# RAW DATA start

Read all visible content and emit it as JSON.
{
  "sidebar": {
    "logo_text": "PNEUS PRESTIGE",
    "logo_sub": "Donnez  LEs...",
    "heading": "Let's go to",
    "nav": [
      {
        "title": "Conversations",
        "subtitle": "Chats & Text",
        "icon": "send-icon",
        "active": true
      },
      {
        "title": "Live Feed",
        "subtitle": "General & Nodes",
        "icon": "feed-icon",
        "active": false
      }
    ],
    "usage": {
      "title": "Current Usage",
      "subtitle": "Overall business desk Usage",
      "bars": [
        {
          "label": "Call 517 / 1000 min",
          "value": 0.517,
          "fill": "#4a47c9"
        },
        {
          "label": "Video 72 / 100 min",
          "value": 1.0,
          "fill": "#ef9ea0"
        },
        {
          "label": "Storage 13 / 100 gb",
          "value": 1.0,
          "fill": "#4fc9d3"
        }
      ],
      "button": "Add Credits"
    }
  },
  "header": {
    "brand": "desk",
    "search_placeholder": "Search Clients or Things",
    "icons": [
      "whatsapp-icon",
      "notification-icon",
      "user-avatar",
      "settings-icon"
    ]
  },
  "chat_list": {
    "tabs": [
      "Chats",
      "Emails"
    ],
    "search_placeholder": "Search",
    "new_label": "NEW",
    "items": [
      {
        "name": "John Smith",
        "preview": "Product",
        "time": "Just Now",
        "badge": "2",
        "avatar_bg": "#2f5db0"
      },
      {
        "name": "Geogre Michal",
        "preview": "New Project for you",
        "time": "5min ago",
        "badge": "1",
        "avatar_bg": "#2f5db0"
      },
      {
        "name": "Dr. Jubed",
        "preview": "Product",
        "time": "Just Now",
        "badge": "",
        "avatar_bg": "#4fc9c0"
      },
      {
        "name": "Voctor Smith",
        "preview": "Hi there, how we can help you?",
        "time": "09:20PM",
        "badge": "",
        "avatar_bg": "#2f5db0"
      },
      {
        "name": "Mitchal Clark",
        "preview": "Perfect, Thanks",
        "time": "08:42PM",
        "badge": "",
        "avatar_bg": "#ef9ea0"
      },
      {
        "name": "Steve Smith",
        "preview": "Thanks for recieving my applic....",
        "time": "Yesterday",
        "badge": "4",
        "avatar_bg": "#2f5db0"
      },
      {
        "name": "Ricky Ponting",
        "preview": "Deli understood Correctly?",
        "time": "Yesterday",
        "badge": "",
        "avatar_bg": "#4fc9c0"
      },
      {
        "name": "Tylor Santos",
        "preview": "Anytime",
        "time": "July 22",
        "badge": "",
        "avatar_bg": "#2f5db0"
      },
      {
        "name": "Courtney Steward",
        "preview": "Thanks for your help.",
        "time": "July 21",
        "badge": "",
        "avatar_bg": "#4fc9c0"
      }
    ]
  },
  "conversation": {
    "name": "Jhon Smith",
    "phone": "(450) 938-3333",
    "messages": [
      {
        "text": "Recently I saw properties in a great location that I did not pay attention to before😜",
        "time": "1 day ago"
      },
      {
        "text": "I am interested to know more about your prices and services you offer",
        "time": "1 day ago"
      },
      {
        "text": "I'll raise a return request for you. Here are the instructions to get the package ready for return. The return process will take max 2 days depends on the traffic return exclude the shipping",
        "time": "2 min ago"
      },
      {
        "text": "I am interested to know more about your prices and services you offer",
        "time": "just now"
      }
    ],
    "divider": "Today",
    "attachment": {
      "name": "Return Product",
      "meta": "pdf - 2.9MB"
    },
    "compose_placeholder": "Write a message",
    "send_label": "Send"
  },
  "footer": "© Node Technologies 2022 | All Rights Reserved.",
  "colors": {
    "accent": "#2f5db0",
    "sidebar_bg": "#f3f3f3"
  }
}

# RAW DATA end

--- OBJECTIVE ---
Copy the records above exactly as they appear.

--- EXERCISE ANSWER ---
Read all visible content and emit it as JSON.
{
  "sidebar": {
    "logo_text": "PNEUS PRESTIGE",
    "logo_sub": "Donnez  LEs...",
    "heading": "Let's go to",
    "nav": [
      {
        "title": "Conversations",
        "subtitle": "Chats & Text",
        "icon": "send-icon",
        "active": true
      },
      {
        "title": "Live Feed",
        "subtitle": "General & Nodes",
        "icon": "feed-icon",
        "active": false
      }
    ],
    "usage": {
      "title": "Current Usage",
      "subtitle": "Overall business desk Usage",
      "bars": [
        {
          "label": "Call 517 / 1000 min",
          "value": 0.517,
          "fill": "#4a47c9"
        },
        {
          "label": "Video 72 / 100 min",
          "value": 1.0,
          "fill": "#ef9ea0"
        },
        {
          "label": "Storage 13 / 100 gb",
          "value": 1.0,
          "fill": "#4fc9d3"
        }
      ],
      "button": "Add Credits"
    }
  },
  "header": {
    "brand": "desk",
    "search_placeholder": "Search Clients or Things",
    "icons": [
      "whatsapp-icon",
      "notification-icon",
      "user-avatar",
      "settings-icon"
    ]
  },
  "chat_list": {
    "tabs": [
      "Chats",
      "Emails"
    ],
    "search_placeholder": "Search",
    "new_label": "NEW",
    "items": [
      {
        "name": "John Smith",
        "preview": "Product",
        "time": "Just Now",
        "badge": "2",
        "avatar_bg": "#2f5db0"
      },
      {
        "name": "Geogre Michal",
        "preview": "New Project for you",
        "time": "5min ago",
        "badge": "1",
        "avatar_bg": "#2f5db0"
      },
      {
        "name": "Dr. Jubed",
        "preview": "Product",
        "time": "Just Now",
        "badge": "",
        "avatar_bg": "#4fc9c0"
      },
      {
        "name": "Voctor Smith",
        "preview": "Hi there, how we can help you?",
        "time": "09:20PM",
        "badge": "",
        "avatar_bg": "#2f5db0"
      },
      {
        "name": "Mitchal Clark",
        "preview": "Perfect, Thanks",
        "time": "08:42PM",
        "badge": "",
        "avatar_bg": "#ef9ea0"
      },
      {
        "name": "Steve Smith",
        "preview": "Thanks for recieving my applic....",
        "time": "Yesterday",
        "badge": "4",
        "avatar_bg": "#2f5db0"
      },
      {
        "name": "Ricky Ponting",
        "preview": "Deli understood Correctly?",
        "time": "Yesterday",
        "badge": "",
        "avatar_bg": "#4fc9c0"
      },
      {
        "name": "Tylor Santos",
        "preview": "Anytime",
        "time": "July 22",
        "badge": "",
        "avatar_bg": "#2f5db0"
      },
      {
        "name": "Courtney Steward",
        "preview": "Thanks for your help.",
        "time": "July 21",
        "badge": "",
        "avatar_bg": "#4fc9c0"
      }
    ]
  },
  "conversation": {
    "name": "Jhon Smith",
    "phone": "(450) 938-3333",
    "messages": [
      {
        "text": "Recently I saw properties in a great location that I did not pay attention to before😜",
        "time": "1 day ago"
      },
      {
        "text": "I am interested to know more about your prices and services you offer",
        "time": "1 day ago"
      },
      {
        "text": "I'll raise a return request for you. Here are the instructions to get the package ready for return. The return process will take max 2 days depends on the traffic return exclude the shipping",
        "time": "2 min ago"
      },
      {
        "text": "I am interested to know more about your prices and services you offer",
        "time": "just now"
      }
    ],
    "divider": "Today",
    "attachment": {
      "name": "Return Product",
      "meta": "pdf - 2.9MB"
    },
    "compose_placeholder": "Write a message",
    "send_label": "Send"
  },
  "footer": "© Node Technologies 2022 | All Rights Reserved.",
  "colors": {
    "accent": "#2f5db0",
    "sidebar_bg": "#f3f3f3"
  }
}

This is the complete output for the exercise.